• [TASK GOAL] Tally the lines below that hold the string "proteins", and give only the tally.

[SUPPLIED DATA]

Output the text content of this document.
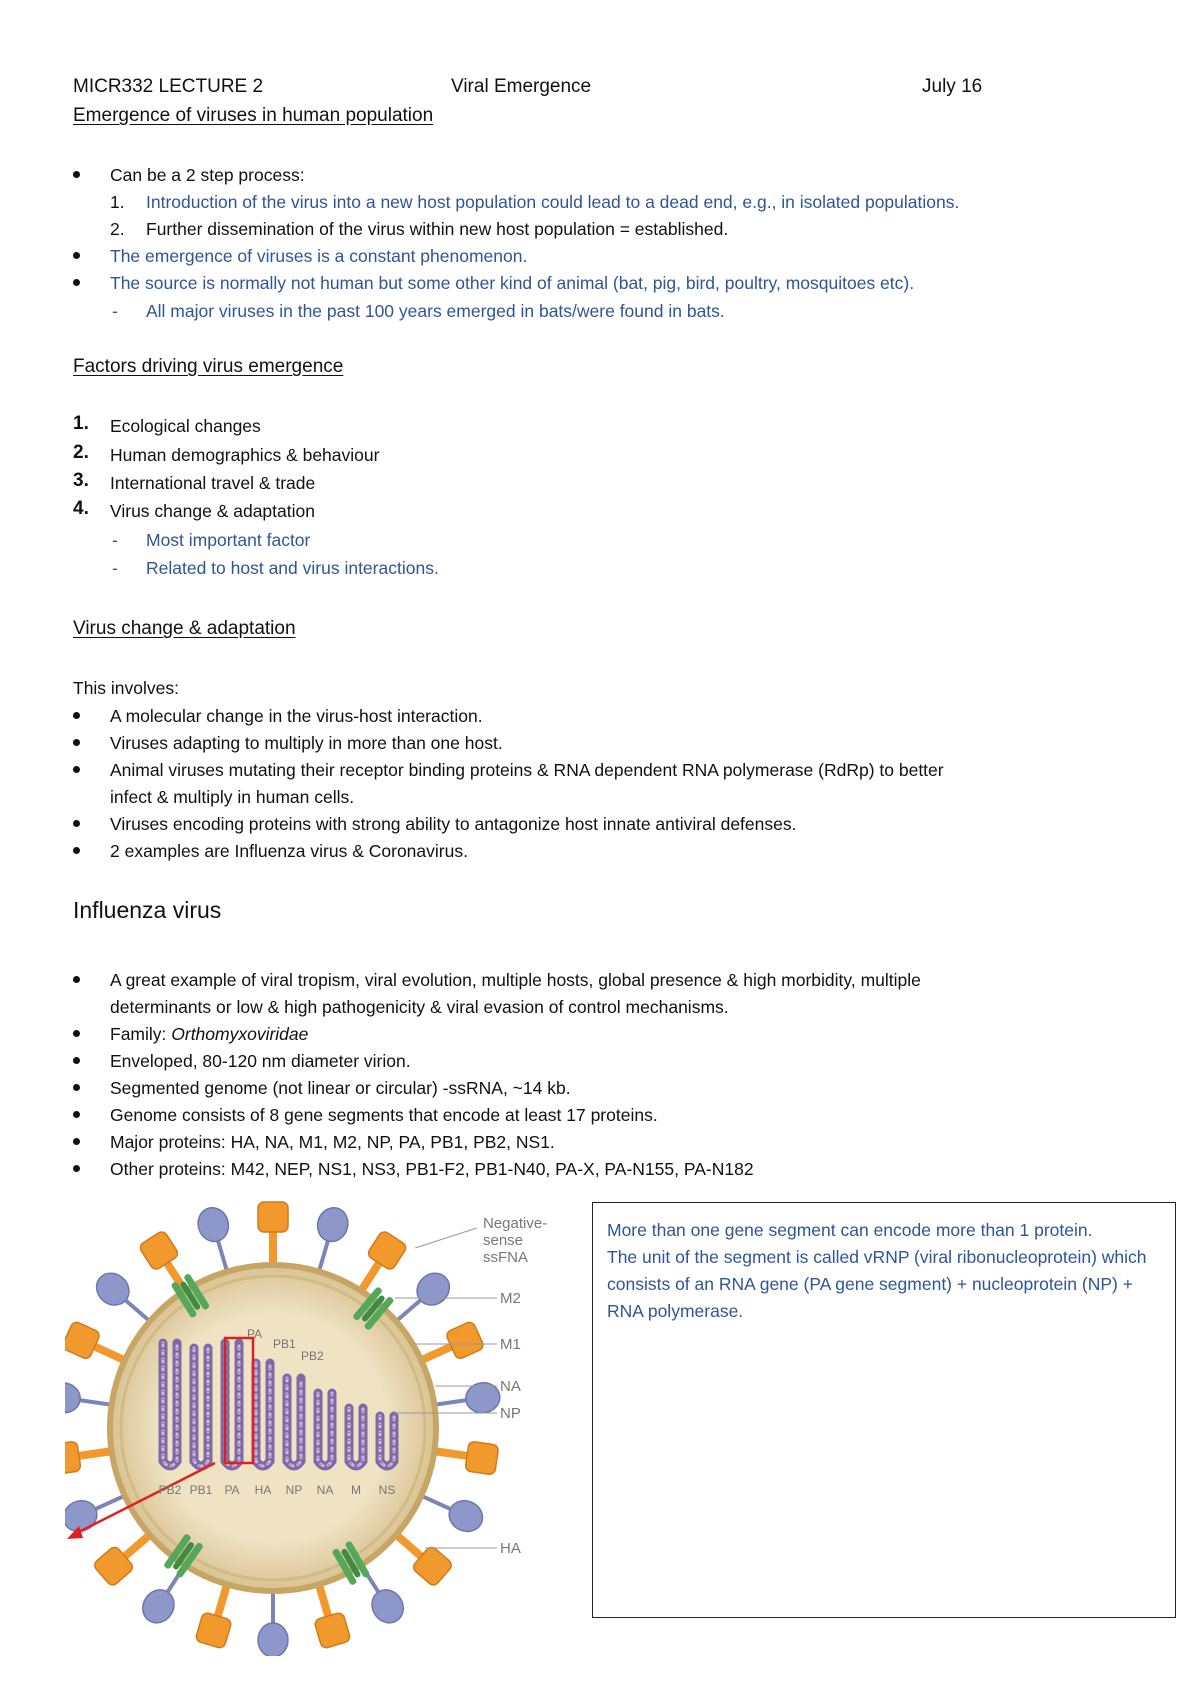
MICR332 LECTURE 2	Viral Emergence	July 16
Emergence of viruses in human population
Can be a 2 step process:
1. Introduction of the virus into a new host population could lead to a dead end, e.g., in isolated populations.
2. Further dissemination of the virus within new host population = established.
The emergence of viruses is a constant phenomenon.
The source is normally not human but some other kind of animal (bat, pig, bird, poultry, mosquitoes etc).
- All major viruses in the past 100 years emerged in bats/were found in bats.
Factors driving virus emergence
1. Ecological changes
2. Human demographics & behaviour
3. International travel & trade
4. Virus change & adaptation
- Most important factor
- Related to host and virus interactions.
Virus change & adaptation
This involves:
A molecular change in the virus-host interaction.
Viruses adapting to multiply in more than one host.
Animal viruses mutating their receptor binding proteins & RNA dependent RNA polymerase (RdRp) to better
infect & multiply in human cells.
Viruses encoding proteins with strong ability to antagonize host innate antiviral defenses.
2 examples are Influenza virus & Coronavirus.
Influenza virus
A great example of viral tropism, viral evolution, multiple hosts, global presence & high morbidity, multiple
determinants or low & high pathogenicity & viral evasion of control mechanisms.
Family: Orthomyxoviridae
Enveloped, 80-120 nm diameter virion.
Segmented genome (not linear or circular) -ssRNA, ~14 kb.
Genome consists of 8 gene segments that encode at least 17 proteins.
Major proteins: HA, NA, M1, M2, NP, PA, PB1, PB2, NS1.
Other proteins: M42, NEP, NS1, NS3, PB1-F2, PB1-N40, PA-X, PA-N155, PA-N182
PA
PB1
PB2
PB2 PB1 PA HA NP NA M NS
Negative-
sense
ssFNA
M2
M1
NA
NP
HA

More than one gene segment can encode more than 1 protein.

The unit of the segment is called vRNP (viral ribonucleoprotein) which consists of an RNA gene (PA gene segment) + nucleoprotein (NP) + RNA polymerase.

[/SUPPLIED DATA]

• [RESULT FOR THIS EXERCISE] 5